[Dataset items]
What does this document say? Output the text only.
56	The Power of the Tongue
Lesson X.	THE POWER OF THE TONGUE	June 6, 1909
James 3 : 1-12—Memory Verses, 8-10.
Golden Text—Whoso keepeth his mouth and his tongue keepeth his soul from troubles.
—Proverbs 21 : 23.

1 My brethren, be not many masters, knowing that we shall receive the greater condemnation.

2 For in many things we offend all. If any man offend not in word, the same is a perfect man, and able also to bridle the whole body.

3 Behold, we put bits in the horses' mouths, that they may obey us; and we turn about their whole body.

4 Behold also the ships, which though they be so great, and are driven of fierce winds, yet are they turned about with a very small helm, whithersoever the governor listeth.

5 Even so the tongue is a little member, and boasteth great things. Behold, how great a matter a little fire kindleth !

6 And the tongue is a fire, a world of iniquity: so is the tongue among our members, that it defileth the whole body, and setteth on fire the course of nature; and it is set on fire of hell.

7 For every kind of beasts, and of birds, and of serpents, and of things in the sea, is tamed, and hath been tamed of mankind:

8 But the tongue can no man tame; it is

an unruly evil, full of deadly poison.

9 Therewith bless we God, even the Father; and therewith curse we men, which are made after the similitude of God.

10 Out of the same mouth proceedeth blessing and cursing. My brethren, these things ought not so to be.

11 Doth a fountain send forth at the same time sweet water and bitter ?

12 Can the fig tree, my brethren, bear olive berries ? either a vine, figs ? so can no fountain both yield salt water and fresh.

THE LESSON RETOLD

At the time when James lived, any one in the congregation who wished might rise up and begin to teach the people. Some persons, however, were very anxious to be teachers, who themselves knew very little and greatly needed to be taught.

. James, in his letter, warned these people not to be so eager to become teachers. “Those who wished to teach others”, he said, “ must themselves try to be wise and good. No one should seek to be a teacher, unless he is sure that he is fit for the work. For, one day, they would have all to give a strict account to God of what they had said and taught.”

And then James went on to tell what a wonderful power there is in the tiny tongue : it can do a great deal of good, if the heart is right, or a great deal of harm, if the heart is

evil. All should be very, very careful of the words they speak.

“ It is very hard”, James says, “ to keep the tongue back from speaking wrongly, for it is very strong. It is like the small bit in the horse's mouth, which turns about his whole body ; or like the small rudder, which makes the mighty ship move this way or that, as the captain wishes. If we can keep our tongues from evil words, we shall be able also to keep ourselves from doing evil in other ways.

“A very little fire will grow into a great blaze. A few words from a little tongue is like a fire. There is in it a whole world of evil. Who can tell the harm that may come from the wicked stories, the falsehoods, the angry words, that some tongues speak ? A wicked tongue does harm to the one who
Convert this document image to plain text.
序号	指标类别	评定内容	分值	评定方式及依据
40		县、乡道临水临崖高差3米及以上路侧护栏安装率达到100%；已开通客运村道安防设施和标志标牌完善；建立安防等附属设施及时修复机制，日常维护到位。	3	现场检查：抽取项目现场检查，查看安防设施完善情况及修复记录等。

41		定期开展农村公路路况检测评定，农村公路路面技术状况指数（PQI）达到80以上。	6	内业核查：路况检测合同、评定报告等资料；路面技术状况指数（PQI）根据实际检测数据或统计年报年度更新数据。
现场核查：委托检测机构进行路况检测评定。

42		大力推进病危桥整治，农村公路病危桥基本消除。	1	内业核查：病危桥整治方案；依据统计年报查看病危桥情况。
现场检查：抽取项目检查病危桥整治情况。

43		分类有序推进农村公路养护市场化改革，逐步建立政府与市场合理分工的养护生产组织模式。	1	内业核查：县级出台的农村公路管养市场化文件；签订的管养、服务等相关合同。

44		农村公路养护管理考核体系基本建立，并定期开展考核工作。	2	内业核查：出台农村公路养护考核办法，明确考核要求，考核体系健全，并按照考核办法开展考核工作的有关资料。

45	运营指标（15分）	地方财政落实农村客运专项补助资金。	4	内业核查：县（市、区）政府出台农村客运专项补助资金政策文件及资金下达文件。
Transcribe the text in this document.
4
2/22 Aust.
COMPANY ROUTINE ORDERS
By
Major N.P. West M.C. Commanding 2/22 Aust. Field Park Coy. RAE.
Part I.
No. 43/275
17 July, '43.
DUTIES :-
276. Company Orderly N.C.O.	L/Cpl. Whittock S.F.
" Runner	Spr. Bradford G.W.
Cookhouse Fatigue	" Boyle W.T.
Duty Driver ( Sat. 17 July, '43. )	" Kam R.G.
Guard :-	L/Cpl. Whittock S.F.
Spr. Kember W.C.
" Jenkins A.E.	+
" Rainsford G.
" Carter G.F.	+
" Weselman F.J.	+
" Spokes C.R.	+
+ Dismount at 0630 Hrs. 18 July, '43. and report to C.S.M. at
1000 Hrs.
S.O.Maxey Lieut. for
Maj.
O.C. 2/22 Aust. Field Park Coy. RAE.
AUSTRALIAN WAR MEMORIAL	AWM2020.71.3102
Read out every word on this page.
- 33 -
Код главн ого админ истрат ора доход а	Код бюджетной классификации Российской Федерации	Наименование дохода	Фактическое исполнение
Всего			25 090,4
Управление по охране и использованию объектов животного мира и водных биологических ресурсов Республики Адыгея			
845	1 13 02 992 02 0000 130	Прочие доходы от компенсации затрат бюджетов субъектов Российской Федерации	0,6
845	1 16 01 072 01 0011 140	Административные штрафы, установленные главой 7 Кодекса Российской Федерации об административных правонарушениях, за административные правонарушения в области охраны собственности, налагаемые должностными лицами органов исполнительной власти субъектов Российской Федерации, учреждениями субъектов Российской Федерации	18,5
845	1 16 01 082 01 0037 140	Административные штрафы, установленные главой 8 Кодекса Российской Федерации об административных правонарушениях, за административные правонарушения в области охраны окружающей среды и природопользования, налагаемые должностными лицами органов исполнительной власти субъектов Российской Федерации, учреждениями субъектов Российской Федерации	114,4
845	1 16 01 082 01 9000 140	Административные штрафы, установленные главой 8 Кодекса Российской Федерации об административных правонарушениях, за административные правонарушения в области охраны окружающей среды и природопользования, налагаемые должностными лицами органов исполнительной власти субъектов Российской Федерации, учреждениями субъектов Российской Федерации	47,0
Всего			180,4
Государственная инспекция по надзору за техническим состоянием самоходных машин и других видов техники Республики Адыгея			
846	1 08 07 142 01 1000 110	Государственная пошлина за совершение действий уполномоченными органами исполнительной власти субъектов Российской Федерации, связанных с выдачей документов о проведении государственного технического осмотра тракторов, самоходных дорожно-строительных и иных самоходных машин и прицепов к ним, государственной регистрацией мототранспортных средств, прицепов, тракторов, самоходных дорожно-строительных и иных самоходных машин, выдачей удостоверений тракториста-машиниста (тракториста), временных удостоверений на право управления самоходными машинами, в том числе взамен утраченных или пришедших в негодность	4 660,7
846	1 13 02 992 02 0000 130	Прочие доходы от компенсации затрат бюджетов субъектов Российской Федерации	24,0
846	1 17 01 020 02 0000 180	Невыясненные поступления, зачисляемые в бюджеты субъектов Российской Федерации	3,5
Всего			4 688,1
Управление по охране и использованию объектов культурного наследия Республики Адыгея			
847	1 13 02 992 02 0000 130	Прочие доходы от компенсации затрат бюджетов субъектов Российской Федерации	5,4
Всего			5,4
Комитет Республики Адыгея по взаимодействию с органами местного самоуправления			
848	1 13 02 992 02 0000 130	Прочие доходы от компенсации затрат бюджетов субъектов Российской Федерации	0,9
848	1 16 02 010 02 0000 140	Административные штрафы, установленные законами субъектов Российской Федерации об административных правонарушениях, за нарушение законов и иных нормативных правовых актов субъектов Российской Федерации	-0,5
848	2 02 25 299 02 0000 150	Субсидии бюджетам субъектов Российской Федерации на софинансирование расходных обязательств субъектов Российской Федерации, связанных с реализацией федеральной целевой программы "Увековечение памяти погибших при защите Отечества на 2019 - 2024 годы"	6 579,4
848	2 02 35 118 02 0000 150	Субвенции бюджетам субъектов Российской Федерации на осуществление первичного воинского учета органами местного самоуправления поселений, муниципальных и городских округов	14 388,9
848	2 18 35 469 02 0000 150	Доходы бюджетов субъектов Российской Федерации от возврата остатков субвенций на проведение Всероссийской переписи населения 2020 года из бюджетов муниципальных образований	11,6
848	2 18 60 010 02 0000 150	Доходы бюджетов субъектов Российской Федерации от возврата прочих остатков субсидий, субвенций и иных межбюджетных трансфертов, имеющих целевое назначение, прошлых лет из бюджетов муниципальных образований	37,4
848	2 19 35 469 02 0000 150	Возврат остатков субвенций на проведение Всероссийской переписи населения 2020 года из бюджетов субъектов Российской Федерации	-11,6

What this task involves: Pick out every line holding the string "самоуправления" and return it.

The output:
Комитет Республики Адыгея по взаимодействию с органами местного самоуправления			
848	2 02 35 118 02 0000 150	Субвенции бюджетам субъектов Российской Федерации на осуществление первичного воинского учета органами местного самоуправления поселений, муниципальных и городских округов	14 388,9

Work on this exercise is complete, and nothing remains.